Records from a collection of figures
-=-=-=-=-

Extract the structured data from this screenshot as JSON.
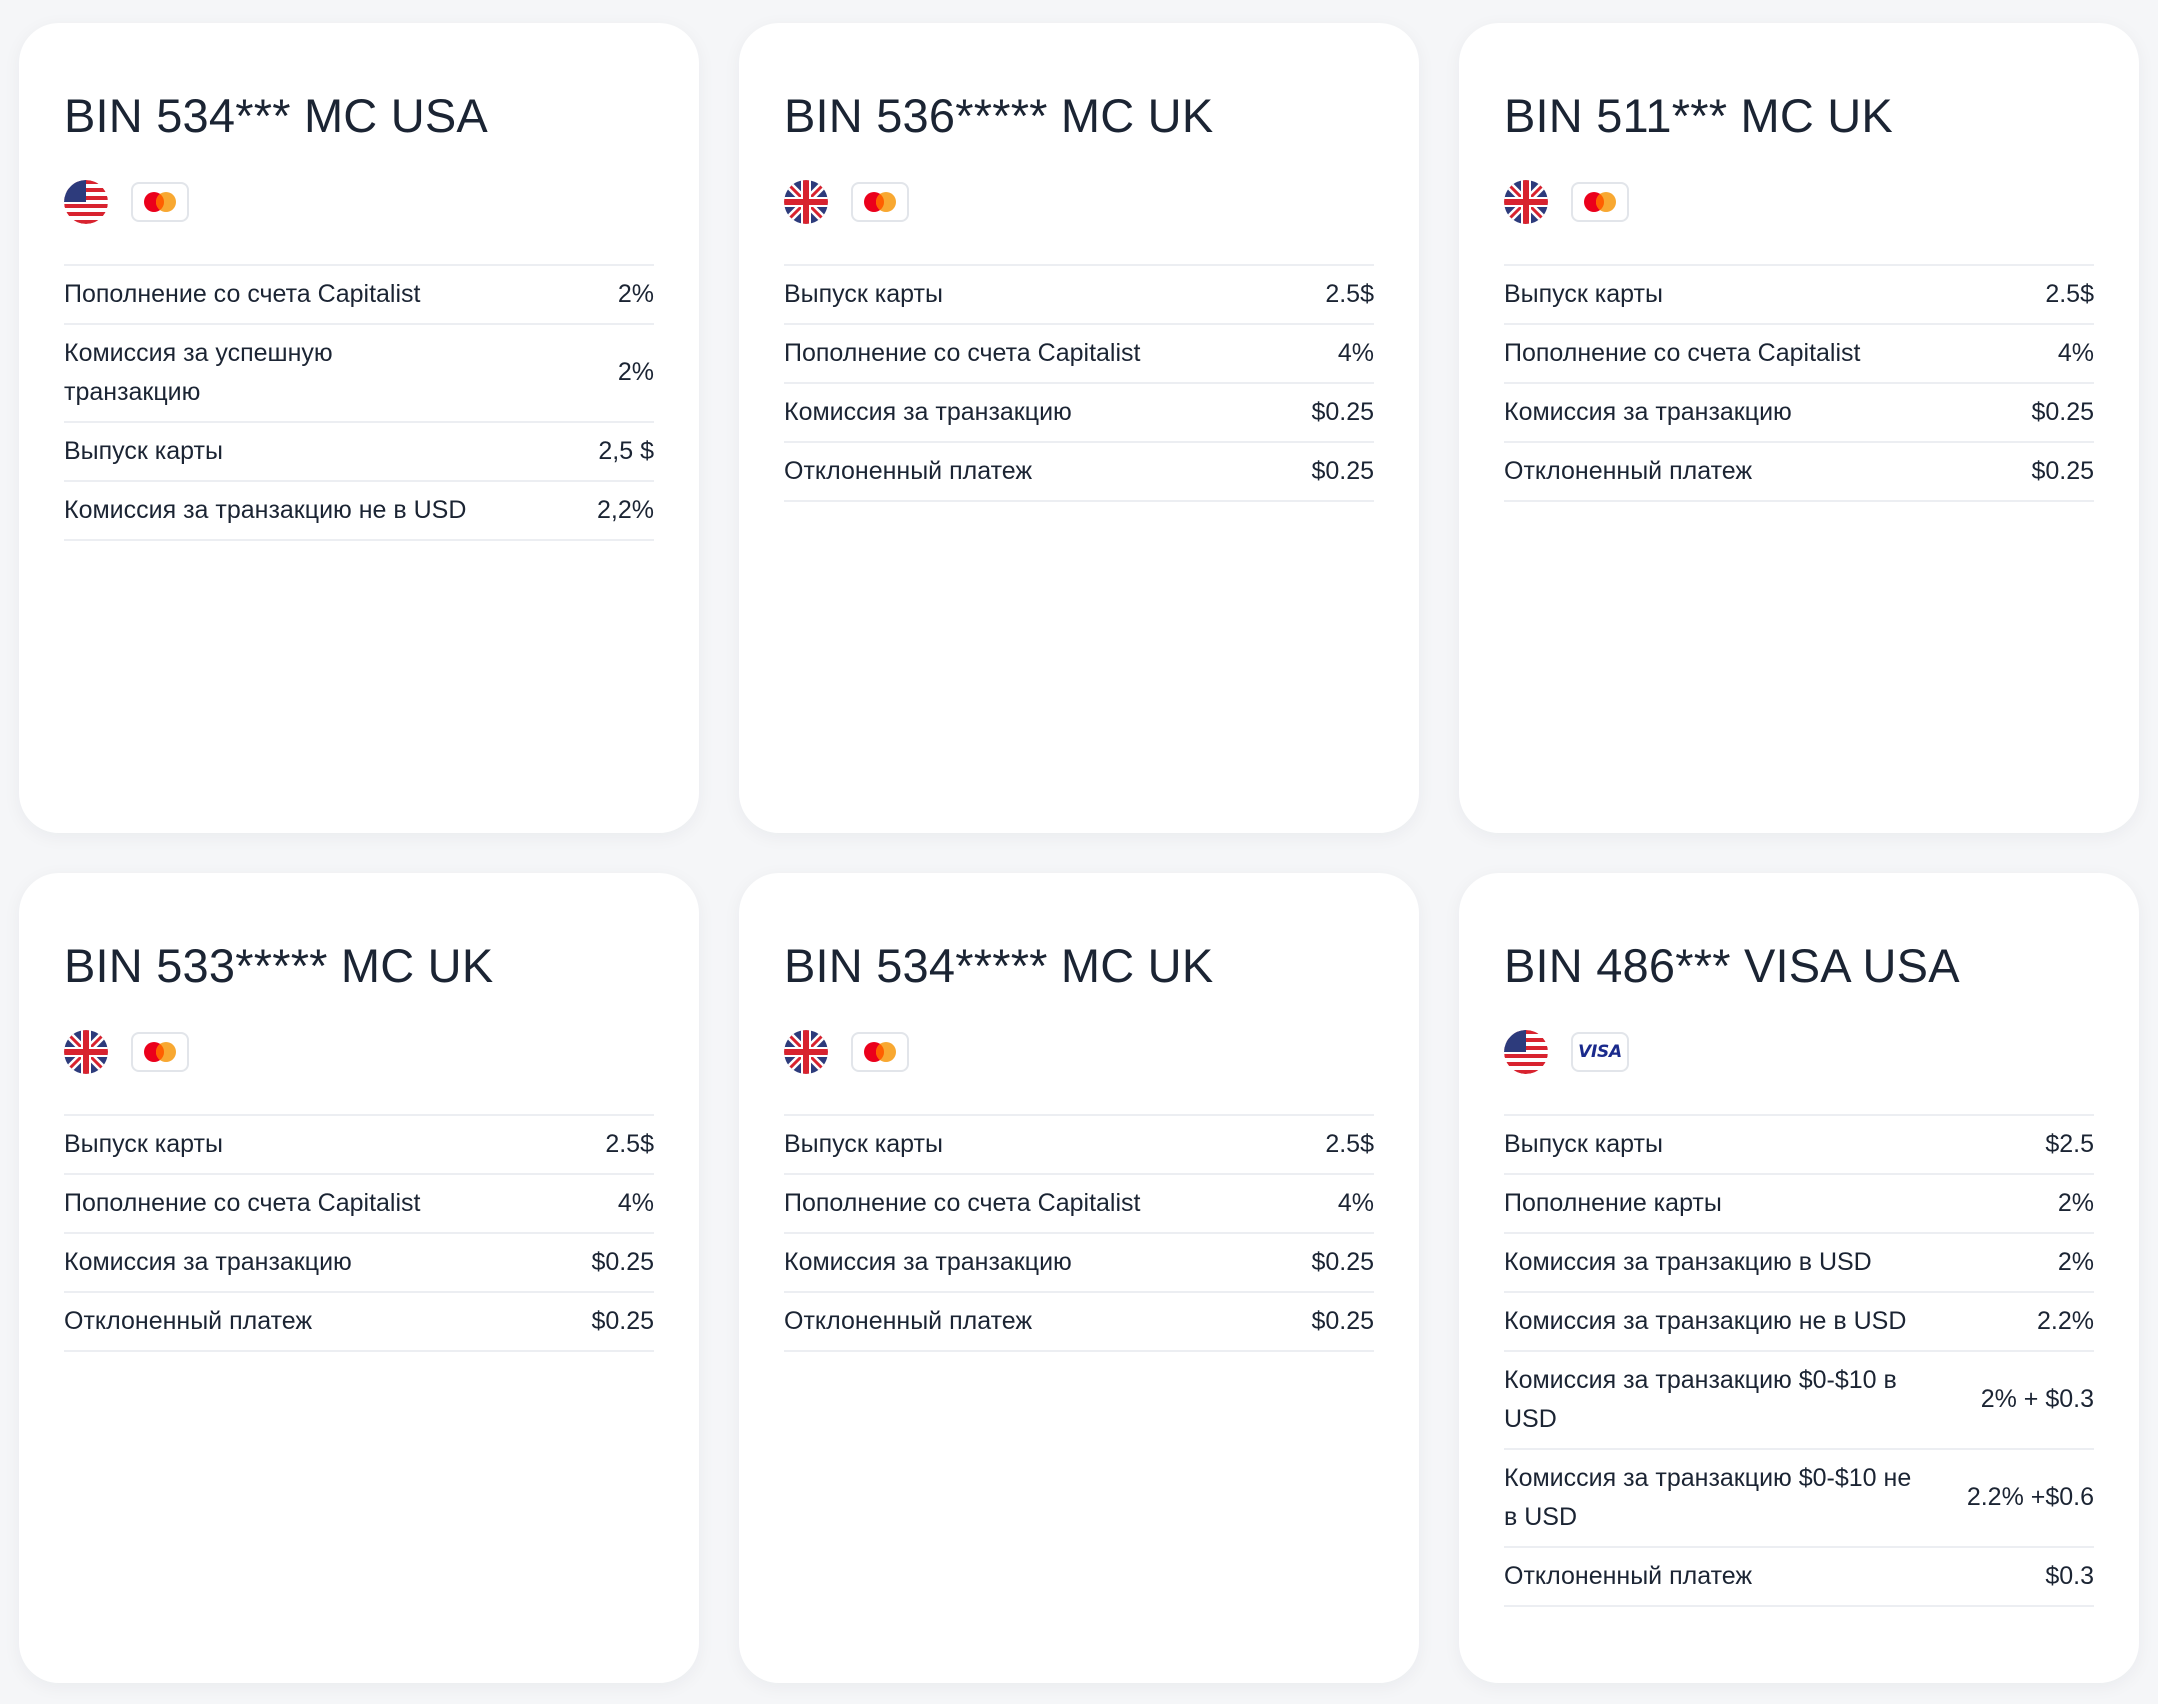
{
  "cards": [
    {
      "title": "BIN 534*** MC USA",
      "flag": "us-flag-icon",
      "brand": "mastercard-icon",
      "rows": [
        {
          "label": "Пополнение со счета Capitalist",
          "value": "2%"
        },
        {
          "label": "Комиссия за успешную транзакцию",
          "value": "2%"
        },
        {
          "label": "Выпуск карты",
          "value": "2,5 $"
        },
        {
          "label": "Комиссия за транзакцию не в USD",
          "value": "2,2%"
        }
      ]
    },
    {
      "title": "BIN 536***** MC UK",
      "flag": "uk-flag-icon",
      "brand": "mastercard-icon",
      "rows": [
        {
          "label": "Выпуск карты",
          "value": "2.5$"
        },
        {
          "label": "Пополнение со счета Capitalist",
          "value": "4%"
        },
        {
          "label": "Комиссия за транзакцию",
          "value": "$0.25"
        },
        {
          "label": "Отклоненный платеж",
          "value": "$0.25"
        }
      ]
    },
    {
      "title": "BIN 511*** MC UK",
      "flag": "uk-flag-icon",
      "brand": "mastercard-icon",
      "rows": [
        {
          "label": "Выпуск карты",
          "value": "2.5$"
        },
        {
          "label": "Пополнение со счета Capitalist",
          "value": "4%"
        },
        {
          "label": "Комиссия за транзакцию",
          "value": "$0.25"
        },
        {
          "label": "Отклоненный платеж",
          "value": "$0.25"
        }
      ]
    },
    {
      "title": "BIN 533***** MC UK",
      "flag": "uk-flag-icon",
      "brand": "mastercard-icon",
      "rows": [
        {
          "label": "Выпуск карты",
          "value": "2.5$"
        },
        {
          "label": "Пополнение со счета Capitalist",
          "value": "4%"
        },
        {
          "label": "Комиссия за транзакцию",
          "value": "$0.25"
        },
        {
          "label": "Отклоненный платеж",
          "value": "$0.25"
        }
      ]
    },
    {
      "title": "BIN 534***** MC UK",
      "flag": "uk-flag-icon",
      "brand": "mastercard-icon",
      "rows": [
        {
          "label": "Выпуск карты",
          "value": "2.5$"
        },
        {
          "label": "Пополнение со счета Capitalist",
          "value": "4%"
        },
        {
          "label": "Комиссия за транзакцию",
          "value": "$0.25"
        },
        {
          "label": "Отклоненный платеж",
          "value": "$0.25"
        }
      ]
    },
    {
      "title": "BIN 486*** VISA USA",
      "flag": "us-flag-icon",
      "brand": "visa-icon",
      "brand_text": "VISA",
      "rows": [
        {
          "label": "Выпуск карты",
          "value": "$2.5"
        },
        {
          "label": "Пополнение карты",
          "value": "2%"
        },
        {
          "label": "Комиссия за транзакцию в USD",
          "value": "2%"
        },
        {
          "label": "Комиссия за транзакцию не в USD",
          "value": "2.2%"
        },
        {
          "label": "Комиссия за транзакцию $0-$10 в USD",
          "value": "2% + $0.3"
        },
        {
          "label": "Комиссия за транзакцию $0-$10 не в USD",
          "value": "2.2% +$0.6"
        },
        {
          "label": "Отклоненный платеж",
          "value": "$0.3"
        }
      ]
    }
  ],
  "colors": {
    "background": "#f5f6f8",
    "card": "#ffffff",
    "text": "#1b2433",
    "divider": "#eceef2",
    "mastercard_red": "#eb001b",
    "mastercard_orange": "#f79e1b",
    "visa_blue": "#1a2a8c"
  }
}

-=-=-=-=-

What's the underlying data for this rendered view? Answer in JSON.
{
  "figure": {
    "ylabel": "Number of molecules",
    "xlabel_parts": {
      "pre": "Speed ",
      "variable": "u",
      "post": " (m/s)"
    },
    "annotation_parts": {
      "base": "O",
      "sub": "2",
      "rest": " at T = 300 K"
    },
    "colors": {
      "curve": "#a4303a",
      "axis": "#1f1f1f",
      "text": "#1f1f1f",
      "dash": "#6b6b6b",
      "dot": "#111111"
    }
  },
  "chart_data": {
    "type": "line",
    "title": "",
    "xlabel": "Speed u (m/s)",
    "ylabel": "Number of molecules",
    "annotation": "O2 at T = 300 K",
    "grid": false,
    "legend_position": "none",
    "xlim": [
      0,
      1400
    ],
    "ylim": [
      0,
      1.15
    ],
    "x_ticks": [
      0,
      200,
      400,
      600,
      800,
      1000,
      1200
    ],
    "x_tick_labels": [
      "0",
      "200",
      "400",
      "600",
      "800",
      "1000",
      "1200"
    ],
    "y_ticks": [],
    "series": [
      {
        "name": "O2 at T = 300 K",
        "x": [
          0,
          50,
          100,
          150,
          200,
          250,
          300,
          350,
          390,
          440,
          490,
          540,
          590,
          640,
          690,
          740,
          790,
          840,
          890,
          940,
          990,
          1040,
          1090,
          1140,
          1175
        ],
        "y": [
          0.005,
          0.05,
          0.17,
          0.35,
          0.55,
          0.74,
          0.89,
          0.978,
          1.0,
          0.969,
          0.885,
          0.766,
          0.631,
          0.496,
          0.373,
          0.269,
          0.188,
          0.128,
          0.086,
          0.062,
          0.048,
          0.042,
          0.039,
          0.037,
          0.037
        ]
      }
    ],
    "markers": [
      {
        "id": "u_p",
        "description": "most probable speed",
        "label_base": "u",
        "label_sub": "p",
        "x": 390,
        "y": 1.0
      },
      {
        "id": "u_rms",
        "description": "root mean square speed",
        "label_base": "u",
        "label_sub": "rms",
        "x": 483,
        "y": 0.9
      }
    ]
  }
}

-=-=-=-=-

[Goal of the exercise]: Filter the entries above down to the lines containing the word "title".

[Task answer]:
      "title": "BIN 534*** MC USA",
      "title": "BIN 536***** MC UK",
      "title": "BIN 511*** MC UK",
      "title": "BIN 533***** MC UK",
      "title": "BIN 534***** MC UK",
      "title": "BIN 486*** VISA USA",
    "title": "",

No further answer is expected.